[Dataset items]
────

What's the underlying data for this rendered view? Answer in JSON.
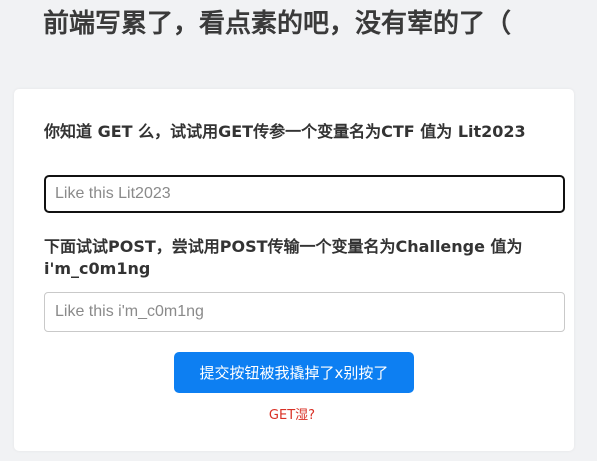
{
  "page": {
    "title": "前端写累了，看点素的吧，没有荤的了（"
  },
  "form": {
    "get_label": "你知道 GET 么，试试用GET传参一个变量名为CTF 值为 Lit2023",
    "get_placeholder": "Like this Lit2023",
    "get_value": "",
    "post_label": "下面试试POST，尝试用POST传输一个变量名为Challenge 值为 i'm_c0m1ng",
    "post_placeholder": "Like this i'm_c0m1ng",
    "post_value": "",
    "submit_label": "提交按钮被我撬掉了x别按了",
    "hint_link": "GET湿?"
  },
  "colors": {
    "button": "#0d7ff2",
    "hint": "#d93025",
    "focus_border": "#111111"
  }
}
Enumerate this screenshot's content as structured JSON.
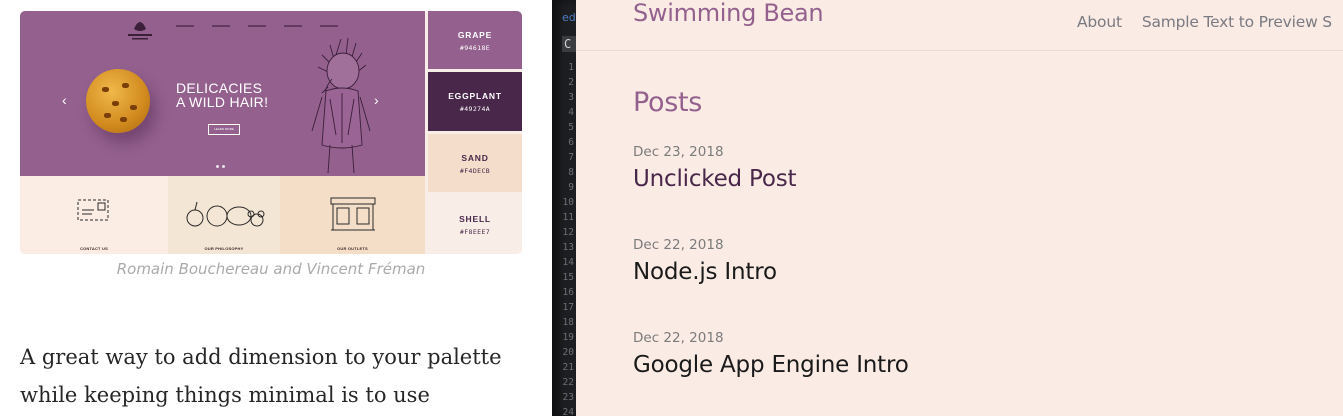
{
  "article": {
    "hero": {
      "title": "DELICACIES\nA WILD HAIR!",
      "button": "LEARN MORE",
      "prev_arrow": "‹",
      "next_arrow": "›"
    },
    "tiles": [
      {
        "label": "CONTACT US",
        "color": "#FBECE4"
      },
      {
        "label": "OUR PHILOSOPHY",
        "color": "#F4E6D5"
      },
      {
        "label": "OUR OUTLETS",
        "color": "#F4DEC8"
      }
    ],
    "swatches": [
      {
        "name": "GRAPE",
        "hex": "#94618E",
        "text_color": "#ffffff"
      },
      {
        "name": "EGGPLANT",
        "hex": "#49274A",
        "text_color": "#ffffff"
      },
      {
        "name": "SAND",
        "hex": "#F4DECB",
        "text_color": "#49274A"
      },
      {
        "name": "SHELL",
        "hex": "#F8EEE7",
        "text_color": "#49274A"
      }
    ],
    "caption": "Romain Bouchereau and Vincent Fréman",
    "paragraph": "A great way to add dimension to your palette while keeping things minimal is to use"
  },
  "editor": {
    "tab_fragment": "ed",
    "symbol": "C",
    "line_numbers": [
      "1",
      "2",
      "3",
      "4",
      "5",
      "6",
      "7",
      "8",
      "9",
      "10",
      "11",
      "12",
      "13",
      "14",
      "15",
      "16",
      "17",
      "18",
      "19",
      "20",
      "21",
      "22",
      "23",
      "24"
    ]
  },
  "blog": {
    "site_title": "Swimming Bean",
    "nav": [
      "About",
      "Sample Text to Preview S"
    ],
    "section_title": "Posts",
    "posts": [
      {
        "date": "Dec 23, 2018",
        "title": "Unclicked Post",
        "color": "#49274A"
      },
      {
        "date": "Dec 22, 2018",
        "title": "Node.js Intro",
        "color": "#1a1a1a"
      },
      {
        "date": "Dec 22, 2018",
        "title": "Google App Engine Intro",
        "color": "#1a1a1a"
      }
    ]
  },
  "colors": {
    "grape": "#94618E",
    "eggplant": "#49274A",
    "sand": "#F4DECB",
    "shell": "#F8EEE7"
  }
}
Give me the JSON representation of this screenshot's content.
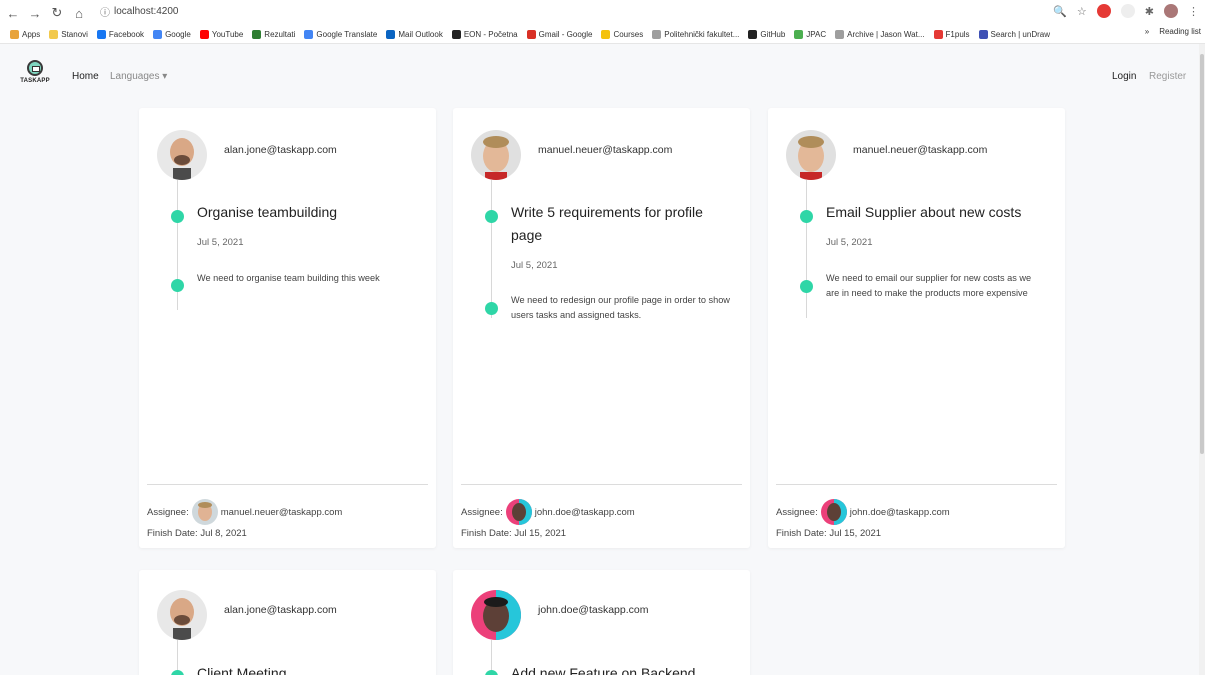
{
  "browser": {
    "url": "localhost:4200",
    "bookmarks": [
      {
        "label": "Apps",
        "color": "#e8a33b"
      },
      {
        "label": "Stanovi",
        "color": "#f2c94c"
      },
      {
        "label": "Facebook",
        "color": "#1877f2"
      },
      {
        "label": "Google",
        "color": "#4285f4"
      },
      {
        "label": "YouTube",
        "color": "#ff0000"
      },
      {
        "label": "Rezultati",
        "color": "#2e7d32"
      },
      {
        "label": "Google Translate",
        "color": "#4285f4"
      },
      {
        "label": "Mail Outlook",
        "color": "#0a64c2"
      },
      {
        "label": "EON - Početna",
        "color": "#222222"
      },
      {
        "label": "Gmail - Google",
        "color": "#d93025"
      },
      {
        "label": "Courses",
        "color": "#f4c20d"
      },
      {
        "label": "Politehnički fakultet...",
        "color": "#9e9e9e"
      },
      {
        "label": "GitHub",
        "color": "#222222"
      },
      {
        "label": "JPAC",
        "color": "#4caf50"
      },
      {
        "label": "Archive | Jason Wat...",
        "color": "#9e9e9e"
      },
      {
        "label": "F1puls",
        "color": "#e53935"
      },
      {
        "label": "Search | unDraw",
        "color": "#3f51b5"
      }
    ],
    "more": "»",
    "reading_list": "Reading list"
  },
  "navbar": {
    "logo_text": "TASKAPP",
    "home": "Home",
    "languages": "Languages",
    "login": "Login",
    "register": "Register"
  },
  "cards": [
    {
      "owner": "alan.jone@taskapp.com",
      "avatar": "bald-man",
      "title": "Organise teambuilding",
      "date": "Jul 5, 2021",
      "description": "We need to organise team building this week",
      "assignee_label": "Assignee:",
      "assignee": "manuel.neuer@taskapp.com",
      "assignee_avatar": "blond-man",
      "finish": "Finish Date: Jul 8, 2021"
    },
    {
      "owner": "manuel.neuer@taskapp.com",
      "avatar": "blond-man",
      "title": "Write 5 requirements for profile page",
      "date": "Jul 5, 2021",
      "description": "We need to redesign our profile page in order to show users tasks and assigned tasks.",
      "assignee_label": "Assignee:",
      "assignee": "john.doe@taskapp.com",
      "assignee_avatar": "dark-man",
      "finish": "Finish Date: Jul 15, 2021"
    },
    {
      "owner": "manuel.neuer@taskapp.com",
      "avatar": "blond-man",
      "title": "Email Supplier about new costs",
      "date": "Jul 5, 2021",
      "description": "We need to email our supplier for new costs as we are in need to make the products more expensive",
      "assignee_label": "Assignee:",
      "assignee": "john.doe@taskapp.com",
      "assignee_avatar": "dark-man",
      "finish": "Finish Date: Jul 15, 2021"
    },
    {
      "owner": "alan.jone@taskapp.com",
      "avatar": "bald-man",
      "title": "Client Meeting"
    },
    {
      "owner": "john.doe@taskapp.com",
      "avatar": "dark-man",
      "title": "Add new Feature on Backend"
    }
  ],
  "colors": {
    "accent": "#2fd6a7",
    "background": "#f7f8fa"
  }
}
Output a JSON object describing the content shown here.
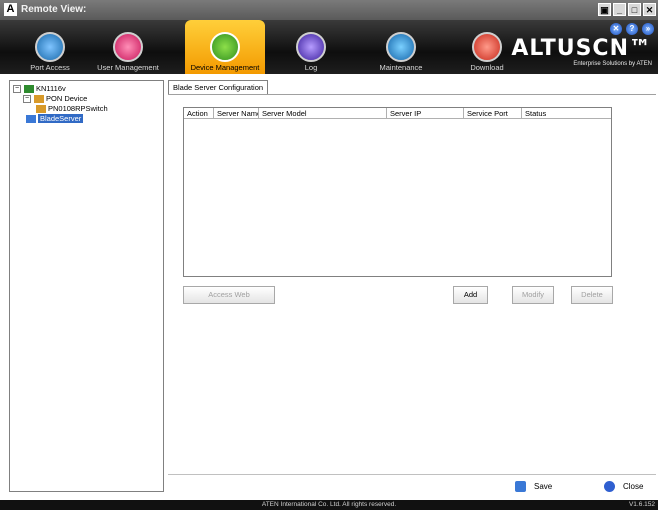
{
  "window": {
    "title": "Remote View:",
    "buttons": [
      "▣",
      "_",
      "□",
      "✕"
    ]
  },
  "toolbar": {
    "items": [
      {
        "label": "Port Access",
        "icon": "port-access-icon"
      },
      {
        "label": "User Management",
        "icon": "user-management-icon"
      },
      {
        "label": "Device Management",
        "icon": "device-management-icon",
        "active": true
      },
      {
        "label": "Log",
        "icon": "log-icon"
      },
      {
        "label": "Maintenance",
        "icon": "maintenance-icon"
      },
      {
        "label": "Download",
        "icon": "download-icon"
      }
    ],
    "brand": "ALTUSCN™",
    "brand_tagline": "Enterprise Solutions by ATEN",
    "top_icons": [
      "✕",
      "?",
      "»"
    ]
  },
  "tree": {
    "root": "KN1116v",
    "pon_device": "PON Device",
    "pon_child": "PN0108RPSwitch",
    "blade_server": "BladeServer"
  },
  "tab": {
    "label": "Blade Server Configuration"
  },
  "table": {
    "columns": [
      "Action",
      "Server Name",
      "Server Model",
      "Server IP",
      "Service Port",
      "Status"
    ],
    "rows": []
  },
  "buttons": {
    "access_web": "Access Web",
    "add": "Add",
    "modify": "Modify",
    "delete": "Delete",
    "save": "Save",
    "close": "Close"
  },
  "status": {
    "copyright": "ATEN International Co. Ltd. All rights reserved.",
    "version": "V1.6.152"
  },
  "colors": {
    "active_tab": "#f39a00",
    "selection": "#316ac5"
  }
}
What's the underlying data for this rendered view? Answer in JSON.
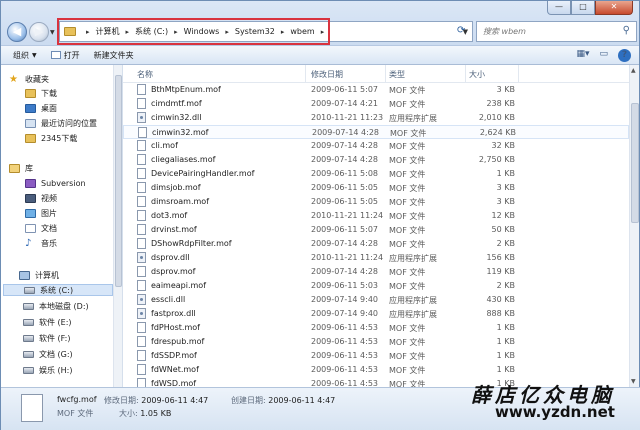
{
  "window": {
    "caption": {
      "minimize": "—",
      "maximize": "□",
      "close": "✕"
    }
  },
  "address": {
    "crumbs": [
      "计算机",
      "系统 (C:)",
      "Windows",
      "System32",
      "wbem"
    ],
    "search_placeholder": "搜索 wbem"
  },
  "toolbar": {
    "organize": "组织",
    "open": "打开",
    "new_folder": "新建文件夹"
  },
  "nav": {
    "favorites": "收藏夹",
    "downloads": "下载",
    "desktop": "桌面",
    "recent": "最近访问的位置",
    "downloads2345": "2345下载",
    "libraries": "库",
    "subversion": "Subversion",
    "videos": "视频",
    "pictures": "图片",
    "documents": "文档",
    "music": "音乐",
    "computer": "计算机",
    "drives": [
      "系统 (C:)",
      "本地磁盘 (D:)",
      "软件 (E:)",
      "软件 (F:)",
      "文档 (G:)",
      "娱乐 (H:)"
    ]
  },
  "columns": {
    "name": "名称",
    "date": "修改日期",
    "type": "类型",
    "size": "大小"
  },
  "files": [
    {
      "name": "BthMtpEnum.mof",
      "date": "2009-06-11 5:07",
      "type": "MOF 文件",
      "size": "3 KB",
      "kind": "mof"
    },
    {
      "name": "cimdmtf.mof",
      "date": "2009-07-14 4:21",
      "type": "MOF 文件",
      "size": "238 KB",
      "kind": "mof"
    },
    {
      "name": "cimwin32.dll",
      "date": "2010-11-21 11:23",
      "type": "应用程序扩展",
      "size": "2,010 KB",
      "kind": "dll"
    },
    {
      "name": "cimwin32.mof",
      "date": "2009-07-14 4:28",
      "type": "MOF 文件",
      "size": "2,624 KB",
      "kind": "mof"
    },
    {
      "name": "cli.mof",
      "date": "2009-07-14 4:28",
      "type": "MOF 文件",
      "size": "32 KB",
      "kind": "mof"
    },
    {
      "name": "cliegaliases.mof",
      "date": "2009-07-14 4:28",
      "type": "MOF 文件",
      "size": "2,750 KB",
      "kind": "mof"
    },
    {
      "name": "DevicePairingHandler.mof",
      "date": "2009-06-11 5:08",
      "type": "MOF 文件",
      "size": "1 KB",
      "kind": "mof"
    },
    {
      "name": "dimsjob.mof",
      "date": "2009-06-11 5:05",
      "type": "MOF 文件",
      "size": "3 KB",
      "kind": "mof"
    },
    {
      "name": "dimsroam.mof",
      "date": "2009-06-11 5:05",
      "type": "MOF 文件",
      "size": "3 KB",
      "kind": "mof"
    },
    {
      "name": "dot3.mof",
      "date": "2010-11-21 11:24",
      "type": "MOF 文件",
      "size": "12 KB",
      "kind": "mof"
    },
    {
      "name": "drvinst.mof",
      "date": "2009-06-11 5:07",
      "type": "MOF 文件",
      "size": "50 KB",
      "kind": "mof"
    },
    {
      "name": "DShowRdpFilter.mof",
      "date": "2009-07-14 4:28",
      "type": "MOF 文件",
      "size": "2 KB",
      "kind": "mof"
    },
    {
      "name": "dsprov.dll",
      "date": "2010-11-21 11:24",
      "type": "应用程序扩展",
      "size": "156 KB",
      "kind": "dll"
    },
    {
      "name": "dsprov.mof",
      "date": "2009-07-14 4:28",
      "type": "MOF 文件",
      "size": "119 KB",
      "kind": "mof"
    },
    {
      "name": "eaimeapi.mof",
      "date": "2009-06-11 5:03",
      "type": "MOF 文件",
      "size": "2 KB",
      "kind": "mof"
    },
    {
      "name": "esscli.dll",
      "date": "2009-07-14 9:40",
      "type": "应用程序扩展",
      "size": "430 KB",
      "kind": "dll"
    },
    {
      "name": "fastprox.dll",
      "date": "2009-07-14 9:40",
      "type": "应用程序扩展",
      "size": "888 KB",
      "kind": "dll"
    },
    {
      "name": "fdPHost.mof",
      "date": "2009-06-11 4:53",
      "type": "MOF 文件",
      "size": "1 KB",
      "kind": "mof"
    },
    {
      "name": "fdrespub.mof",
      "date": "2009-06-11 4:53",
      "type": "MOF 文件",
      "size": "1 KB",
      "kind": "mof"
    },
    {
      "name": "fdSSDP.mof",
      "date": "2009-06-11 4:53",
      "type": "MOF 文件",
      "size": "1 KB",
      "kind": "mof"
    },
    {
      "name": "fdWNet.mof",
      "date": "2009-06-11 4:53",
      "type": "MOF 文件",
      "size": "1 KB",
      "kind": "mof"
    },
    {
      "name": "fdWSD.mof",
      "date": "2009-06-11 4:53",
      "type": "MOF 文件",
      "size": "1 KB",
      "kind": "mof"
    }
  ],
  "details": {
    "name": "fwcfg.mof",
    "modified_label": "修改日期:",
    "modified": "2009-06-11 4:47",
    "created_label": "创建日期:",
    "created": "2009-06-11 4:47",
    "type": "MOF 文件",
    "size_label": "大小:",
    "size": "1.05 KB"
  },
  "watermark": {
    "title": "薛店亿众电脑",
    "url": "www.yzdn.net"
  }
}
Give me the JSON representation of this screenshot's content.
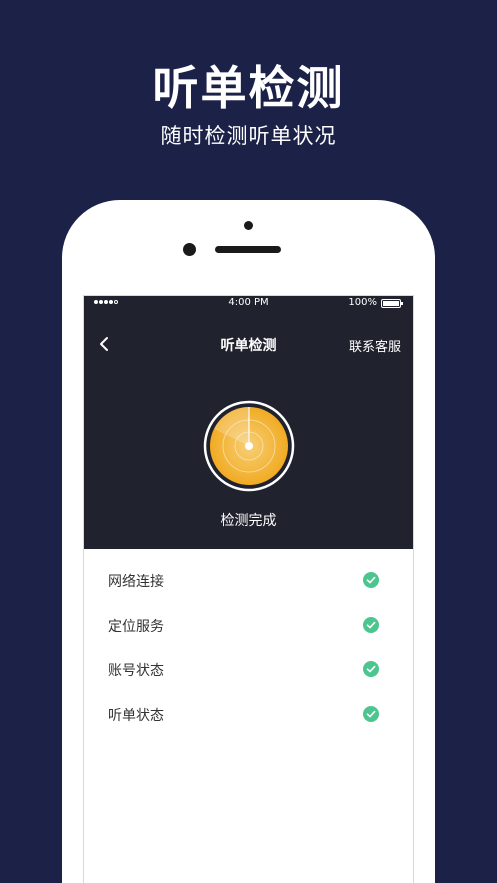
{
  "promo": {
    "title": "听单检测",
    "subtitle": "随时检测听单状况"
  },
  "status_bar": {
    "time": "4:00 PM",
    "battery": "100%",
    "signal_icon": "signal-dots-icon",
    "battery_icon": "battery-icon"
  },
  "nav": {
    "back_icon": "chevron-left-icon",
    "title": "听单检测",
    "contact_label": "联系客服"
  },
  "radar": {
    "status": "检测完成",
    "icon": "radar-icon",
    "color": "#f2b130"
  },
  "checks": [
    {
      "label": "网络连接",
      "status": "ok"
    },
    {
      "label": "定位服务",
      "status": "ok"
    },
    {
      "label": "账号状态",
      "status": "ok"
    },
    {
      "label": "听单状态",
      "status": "ok"
    }
  ],
  "colors": {
    "background": "#1c2148",
    "header": "#20232e",
    "check": "#4cc58f",
    "accent": "#f2b130"
  }
}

────

• Problem details: Go through the listing above and list every line that has the word "need".

• Reply to the task:
      "description": "We need to organise team building this week",
      "description": "We need to redesign our profile page in order to show users tasks and assigned tasks.",
      "description": "We need to email our supplier for new costs as we are in need to make the products more expensive",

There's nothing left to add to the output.